In the records below, find each line with the word "scatter" and copy it.
-------- Given records --------
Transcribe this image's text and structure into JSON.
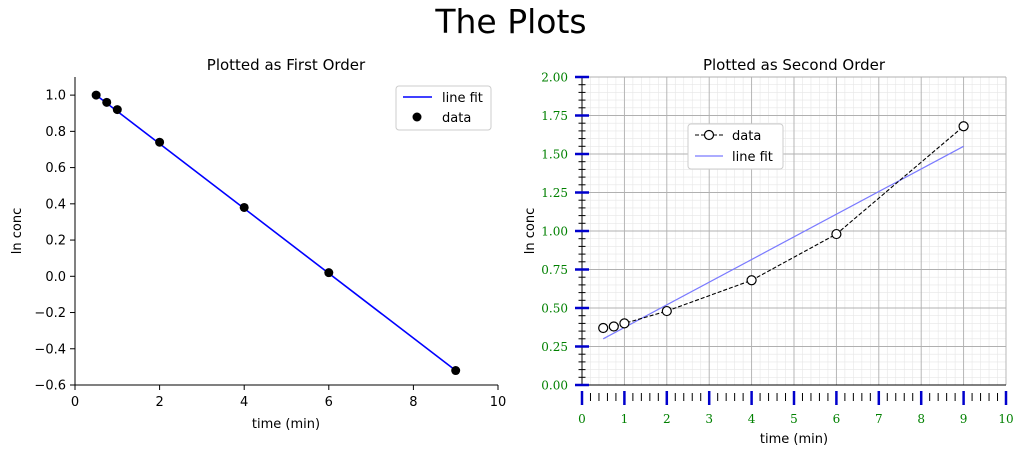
{
  "figure": {
    "title": "The Plots"
  },
  "colors": {
    "fit_line": "#0000ff",
    "data_marker": "#000000",
    "fit_line_light": "#7a7aff",
    "tick_label_right": "#008000",
    "major_tick_right": "#0000cc"
  },
  "chart_data": [
    {
      "type": "line",
      "title": "Plotted as First Order",
      "xlabel": "time (min)",
      "ylabel": "ln conc",
      "xlim": [
        0,
        10
      ],
      "ylim": [
        -0.6,
        1.1
      ],
      "xticks": [
        0,
        2,
        4,
        6,
        8,
        10
      ],
      "yticks": [
        -0.6,
        -0.4,
        -0.2,
        0.0,
        0.2,
        0.4,
        0.6,
        0.8,
        1.0
      ],
      "xtick_labels": [
        "0",
        "2",
        "4",
        "6",
        "8",
        "10"
      ],
      "ytick_labels": [
        "−0.6",
        "−0.4",
        "−0.2",
        "0.0",
        "0.2",
        "0.4",
        "0.6",
        "0.8",
        "1.0"
      ],
      "grid": false,
      "legend_position": "top-right",
      "series": [
        {
          "name": "line fit",
          "kind": "line",
          "x": [
            0.5,
            9
          ],
          "y": [
            1.0,
            -0.52
          ]
        },
        {
          "name": "data",
          "kind": "scatter",
          "x": [
            0.5,
            0.75,
            1,
            2,
            4,
            6,
            9
          ],
          "y": [
            1.0,
            0.96,
            0.92,
            0.74,
            0.38,
            0.02,
            -0.52
          ]
        }
      ]
    },
    {
      "type": "line",
      "title": "Plotted as Second Order",
      "xlabel": "time (min)",
      "ylabel": "ln conc",
      "xlim": [
        0,
        10
      ],
      "ylim": [
        0,
        2
      ],
      "xticks": [
        0,
        1,
        2,
        3,
        4,
        5,
        6,
        7,
        8,
        9,
        10
      ],
      "yticks": [
        0,
        0.25,
        0.5,
        0.75,
        1.0,
        1.25,
        1.5,
        1.75,
        2.0
      ],
      "xtick_labels": [
        "0",
        "1",
        "2",
        "3",
        "4",
        "5",
        "6",
        "7",
        "8",
        "9",
        "10"
      ],
      "ytick_labels": [
        "0.00",
        "0.25",
        "0.50",
        "0.75",
        "1.00",
        "1.25",
        "1.50",
        "1.75",
        "2.00"
      ],
      "grid": true,
      "legend_position": "upper-left",
      "series": [
        {
          "name": "data",
          "kind": "line-markers",
          "x": [
            0.5,
            0.75,
            1,
            2,
            4,
            6,
            9
          ],
          "y": [
            0.37,
            0.38,
            0.4,
            0.48,
            0.68,
            0.98,
            1.68
          ]
        },
        {
          "name": "line fit",
          "kind": "line",
          "x": [
            0.5,
            9
          ],
          "y": [
            0.3,
            1.55
          ]
        }
      ]
    }
  ]
}
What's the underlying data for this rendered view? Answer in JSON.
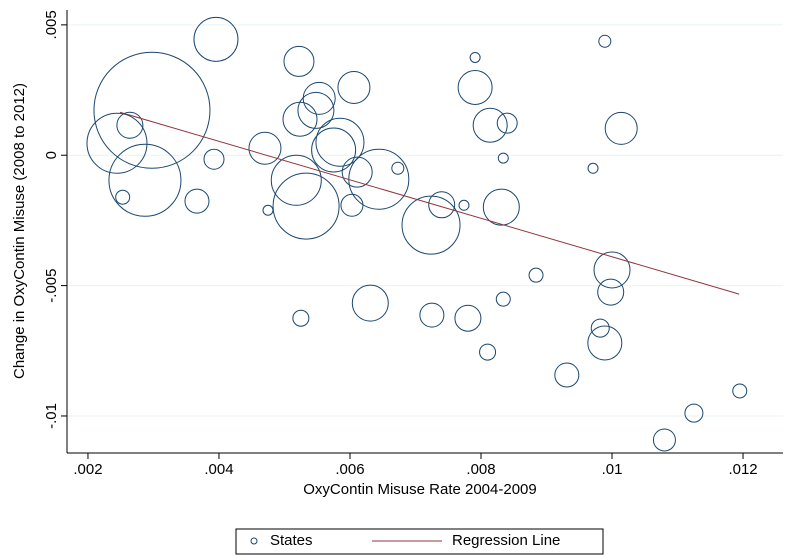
{
  "chart_data": {
    "type": "scatter",
    "x_label": "OxyContin Misuse Rate 2004-2009",
    "y_label": "Change in OxyContin Misuse (2008 to 2012)",
    "xlim": [
      0.00168,
      0.01261
    ],
    "ylim": [
      -0.01142,
      0.00557
    ],
    "xticks": [
      {
        "value": 0.002,
        "label": ".002"
      },
      {
        "value": 0.004,
        "label": ".004"
      },
      {
        "value": 0.006,
        "label": ".006"
      },
      {
        "value": 0.008,
        "label": ".008"
      },
      {
        "value": 0.01,
        "label": ".01"
      },
      {
        "value": 0.012,
        "label": ".012"
      }
    ],
    "yticks": [
      {
        "value": -0.01,
        "label": "-.01"
      },
      {
        "value": -0.005,
        "label": "-.005"
      },
      0,
      {
        "value": 0.005,
        "label": ".005"
      }
    ],
    "grid": true,
    "legend": "bottom",
    "series": [
      {
        "name": "States",
        "type": "scatter",
        "color": "#1a476f",
        "x": [
          0.002977,
          0.002443,
          0.00287,
          0.00264,
          0.00253,
          0.003954,
          0.003924,
          0.003664,
          0.004702,
          0.004748,
          0.005221,
          0.005237,
          0.00553,
          0.00548,
          0.00518,
          0.00533,
          0.005847,
          0.00575,
          0.00606,
          0.00603,
          0.00611,
          0.00631,
          0.00525,
          0.00644,
          0.007237,
          0.0074,
          0.00673,
          0.00774,
          0.00791,
          0.00791,
          0.00814,
          0.0084,
          0.00834,
          0.00831,
          0.00725,
          0.0078,
          0.0081,
          0.00834,
          0.00884,
          0.00931,
          0.00971,
          0.00989,
          0.01014,
          0.01,
          0.00998,
          0.00982,
          0.00989,
          0.0108,
          0.01125,
          0.01195
        ],
        "values": [
          0.001724,
          0.00046,
          -0.00096,
          0.00115,
          -0.00161,
          0.004444,
          -0.000153,
          -0.00176,
          0.000268,
          -0.00211,
          0.0036,
          0.00138,
          0.00218,
          0.00172,
          -0.00096,
          -0.00195,
          0.0005,
          0.0002,
          0.0026,
          -0.00192,
          -0.00065,
          -0.00567,
          -0.00625,
          -0.00092,
          -0.00268,
          -0.0019,
          -0.0005,
          -0.00192,
          0.0026,
          0.00375,
          0.00115,
          0.00123,
          -0.00011,
          -0.00199,
          -0.00613,
          -0.00625,
          -0.00755,
          -0.00552,
          -0.0046,
          -0.00843,
          -0.0005,
          0.00437,
          0.00103,
          -0.0044,
          -0.00525,
          -0.00663,
          -0.0072,
          -0.01092,
          -0.00989,
          -0.00904
        ],
        "sizes": [
          3364,
          900,
          1296,
          169,
          49,
          484,
          100,
          144,
          256,
          25,
          225,
          289,
          256,
          324,
          625,
          1089,
          576,
          484,
          256,
          121,
          225,
          324,
          64,
          900,
          841,
          169,
          36,
          25,
          289,
          25,
          289,
          100,
          25,
          324,
          144,
          169,
          64,
          49,
          49,
          144,
          25,
          36,
          256,
          324,
          169,
          81,
          289,
          121,
          81,
          49
        ]
      },
      {
        "name": "Regression Line",
        "type": "line",
        "color": "#90353b",
        "x": [
          0.002489,
          0.01194
        ],
        "values": [
          0.001648,
          -0.005326
        ]
      }
    ]
  }
}
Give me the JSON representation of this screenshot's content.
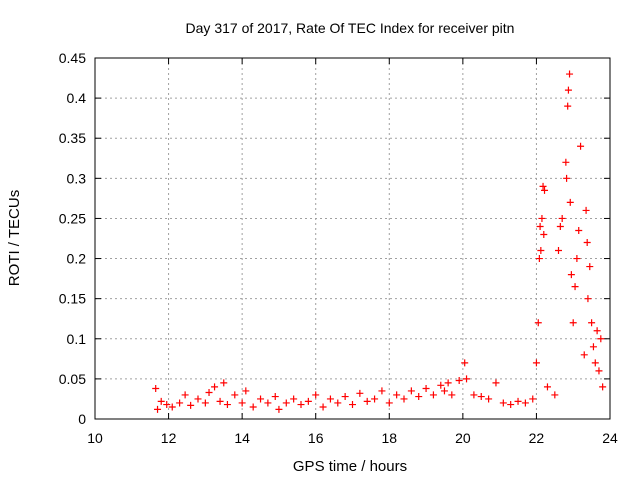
{
  "chart_data": {
    "type": "scatter",
    "title": "Day 317 of 2017, Rate Of TEC Index for receiver pitn",
    "xlabel": "GPS time / hours",
    "ylabel": "ROTI / TECUs",
    "xlim": [
      10,
      24
    ],
    "ylim": [
      0,
      0.45
    ],
    "x_ticks": [
      "10",
      "12",
      "14",
      "16",
      "18",
      "20",
      "22",
      "24"
    ],
    "y_ticks": [
      "0",
      "0.05",
      "0.1",
      "0.15",
      "0.2",
      "0.25",
      "0.3",
      "0.35",
      "0.4",
      "0.45"
    ],
    "grid": true,
    "marker": "+",
    "color": "#ff0000",
    "series": [
      {
        "points": [
          [
            11.65,
            0.038
          ],
          [
            11.7,
            0.012
          ],
          [
            11.8,
            0.022
          ],
          [
            11.95,
            0.018
          ],
          [
            12.1,
            0.015
          ],
          [
            12.3,
            0.02
          ],
          [
            12.45,
            0.03
          ],
          [
            12.6,
            0.017
          ],
          [
            12.8,
            0.025
          ],
          [
            13.0,
            0.02
          ],
          [
            13.1,
            0.033
          ],
          [
            13.25,
            0.04
          ],
          [
            13.4,
            0.022
          ],
          [
            13.5,
            0.045
          ],
          [
            13.6,
            0.018
          ],
          [
            13.8,
            0.03
          ],
          [
            14.0,
            0.02
          ],
          [
            14.1,
            0.035
          ],
          [
            14.3,
            0.015
          ],
          [
            14.5,
            0.025
          ],
          [
            14.7,
            0.02
          ],
          [
            14.9,
            0.028
          ],
          [
            15.0,
            0.012
          ],
          [
            15.2,
            0.02
          ],
          [
            15.4,
            0.025
          ],
          [
            15.6,
            0.018
          ],
          [
            15.8,
            0.022
          ],
          [
            16.0,
            0.03
          ],
          [
            16.2,
            0.015
          ],
          [
            16.4,
            0.025
          ],
          [
            16.6,
            0.02
          ],
          [
            16.8,
            0.028
          ],
          [
            17.0,
            0.018
          ],
          [
            17.2,
            0.032
          ],
          [
            17.4,
            0.022
          ],
          [
            17.6,
            0.025
          ],
          [
            17.8,
            0.035
          ],
          [
            18.0,
            0.02
          ],
          [
            18.2,
            0.03
          ],
          [
            18.4,
            0.025
          ],
          [
            18.6,
            0.035
          ],
          [
            18.8,
            0.028
          ],
          [
            19.0,
            0.038
          ],
          [
            19.2,
            0.03
          ],
          [
            19.4,
            0.042
          ],
          [
            19.5,
            0.035
          ],
          [
            19.6,
            0.045
          ],
          [
            19.7,
            0.03
          ],
          [
            19.9,
            0.048
          ],
          [
            20.05,
            0.07
          ],
          [
            20.1,
            0.05
          ],
          [
            20.3,
            0.03
          ],
          [
            20.5,
            0.028
          ],
          [
            20.7,
            0.025
          ],
          [
            20.9,
            0.045
          ],
          [
            21.1,
            0.02
          ],
          [
            21.3,
            0.018
          ],
          [
            21.5,
            0.022
          ],
          [
            21.7,
            0.02
          ],
          [
            21.9,
            0.025
          ],
          [
            22.0,
            0.07
          ],
          [
            22.05,
            0.12
          ],
          [
            22.08,
            0.2
          ],
          [
            22.1,
            0.24
          ],
          [
            22.12,
            0.21
          ],
          [
            22.15,
            0.25
          ],
          [
            22.18,
            0.29
          ],
          [
            22.2,
            0.23
          ],
          [
            22.22,
            0.285
          ],
          [
            22.3,
            0.04
          ],
          [
            22.5,
            0.03
          ],
          [
            22.6,
            0.21
          ],
          [
            22.65,
            0.24
          ],
          [
            22.7,
            0.25
          ],
          [
            22.8,
            0.32
          ],
          [
            22.82,
            0.3
          ],
          [
            22.85,
            0.39
          ],
          [
            22.87,
            0.41
          ],
          [
            22.9,
            0.43
          ],
          [
            22.92,
            0.27
          ],
          [
            22.95,
            0.18
          ],
          [
            23.0,
            0.12
          ],
          [
            23.05,
            0.165
          ],
          [
            23.1,
            0.2
          ],
          [
            23.15,
            0.235
          ],
          [
            23.2,
            0.34
          ],
          [
            23.3,
            0.08
          ],
          [
            23.35,
            0.26
          ],
          [
            23.38,
            0.22
          ],
          [
            23.4,
            0.15
          ],
          [
            23.45,
            0.19
          ],
          [
            23.5,
            0.12
          ],
          [
            23.55,
            0.09
          ],
          [
            23.6,
            0.07
          ],
          [
            23.65,
            0.11
          ],
          [
            23.7,
            0.06
          ],
          [
            23.75,
            0.1
          ],
          [
            23.8,
            0.04
          ]
        ]
      }
    ]
  }
}
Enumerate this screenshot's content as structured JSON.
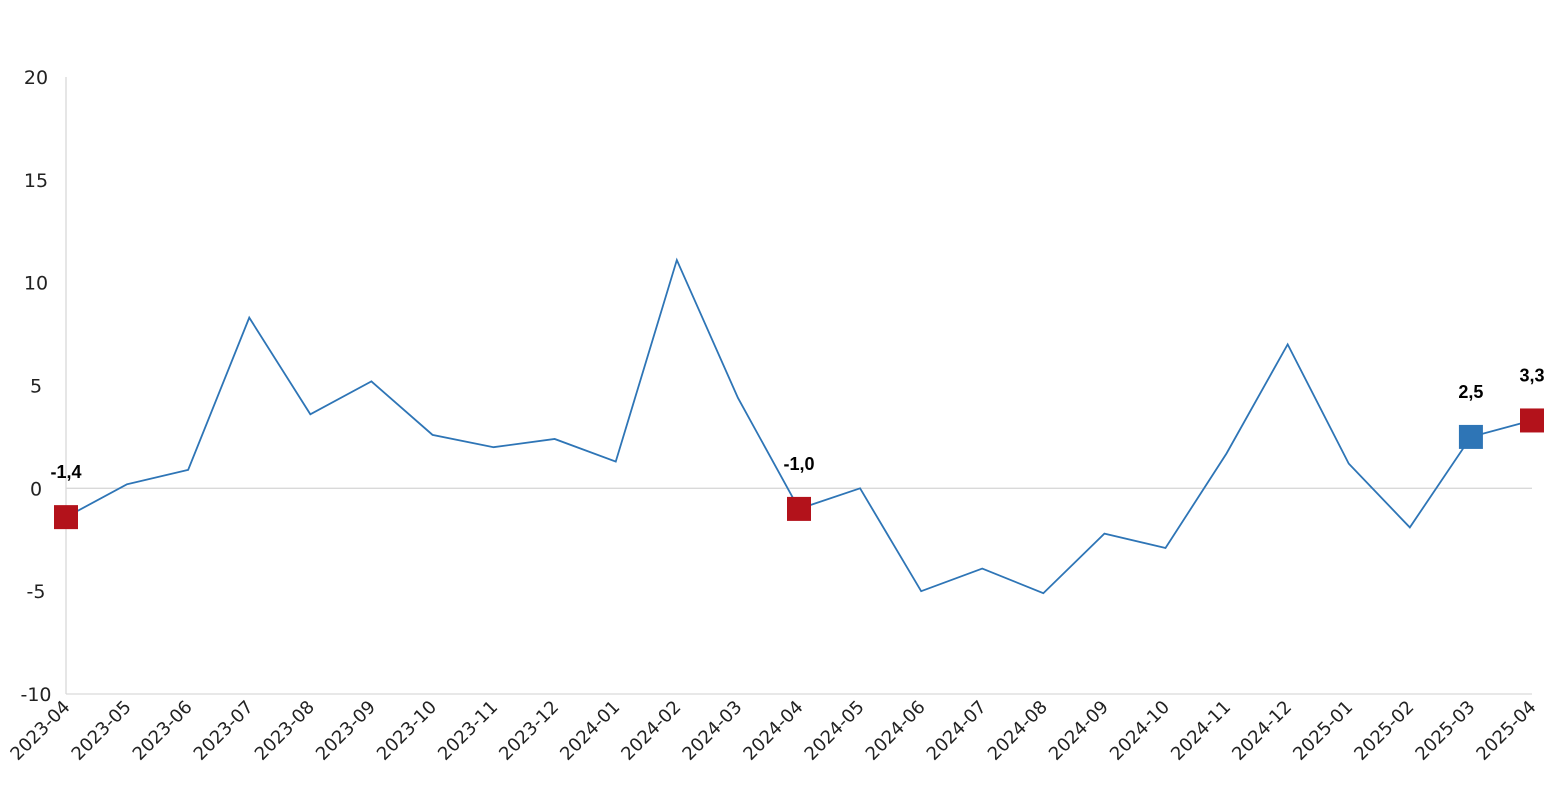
{
  "chart_data": {
    "type": "line",
    "title": "",
    "xlabel": "",
    "ylabel": "",
    "ylim": [
      -10,
      20
    ],
    "yticks": [
      "20",
      "15",
      "10",
      "5",
      "0",
      "-5",
      "-10"
    ],
    "ytick_values": [
      20,
      15,
      10,
      5,
      0,
      -5,
      -10
    ],
    "grid": false,
    "zero_line": true,
    "legend": "none",
    "line_color": "#2e75b6",
    "highlight_colors": {
      "red": "#b3121b",
      "blue": "#2e75b6"
    },
    "categories": [
      "2023-04",
      "2023-05",
      "2023-06",
      "2023-07",
      "2023-08",
      "2023-09",
      "2023-10",
      "2023-11",
      "2023-12",
      "2024-01",
      "2024-02",
      "2024-03",
      "2024-04",
      "2024-05",
      "2024-06",
      "2024-07",
      "2024-08",
      "2024-09",
      "2024-10",
      "2024-11",
      "2024-12",
      "2025-01",
      "2025-02",
      "2025-03",
      "2025-04"
    ],
    "series": [
      {
        "values": [
          -1.4,
          0.2,
          0.9,
          8.3,
          3.6,
          5.2,
          2.6,
          2.0,
          2.4,
          1.3,
          11.1,
          4.4,
          -1.0,
          0.0,
          -5.0,
          -3.9,
          -5.1,
          -2.2,
          -2.9,
          1.7,
          7.0,
          1.2,
          -1.9,
          2.5,
          3.3
        ]
      }
    ],
    "highlights": [
      {
        "category": "2023-04",
        "value": -1.4,
        "label": "-1,4",
        "color": "red"
      },
      {
        "category": "2024-04",
        "value": -1.0,
        "label": "-1,0",
        "color": "red"
      },
      {
        "category": "2025-03",
        "value": 2.5,
        "label": "2,5",
        "color": "blue"
      },
      {
        "category": "2025-04",
        "value": 3.3,
        "label": "3,3",
        "color": "red"
      }
    ]
  }
}
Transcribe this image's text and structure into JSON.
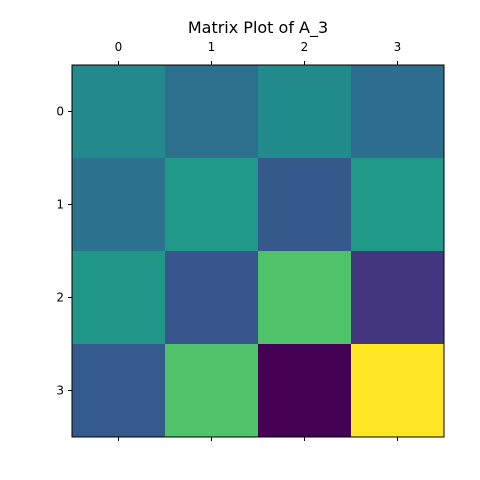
--------
--- Written reply ---
          "kind": "scatter",
    "type": "scatter",
        "type": "scatter",
    "type": "scatter",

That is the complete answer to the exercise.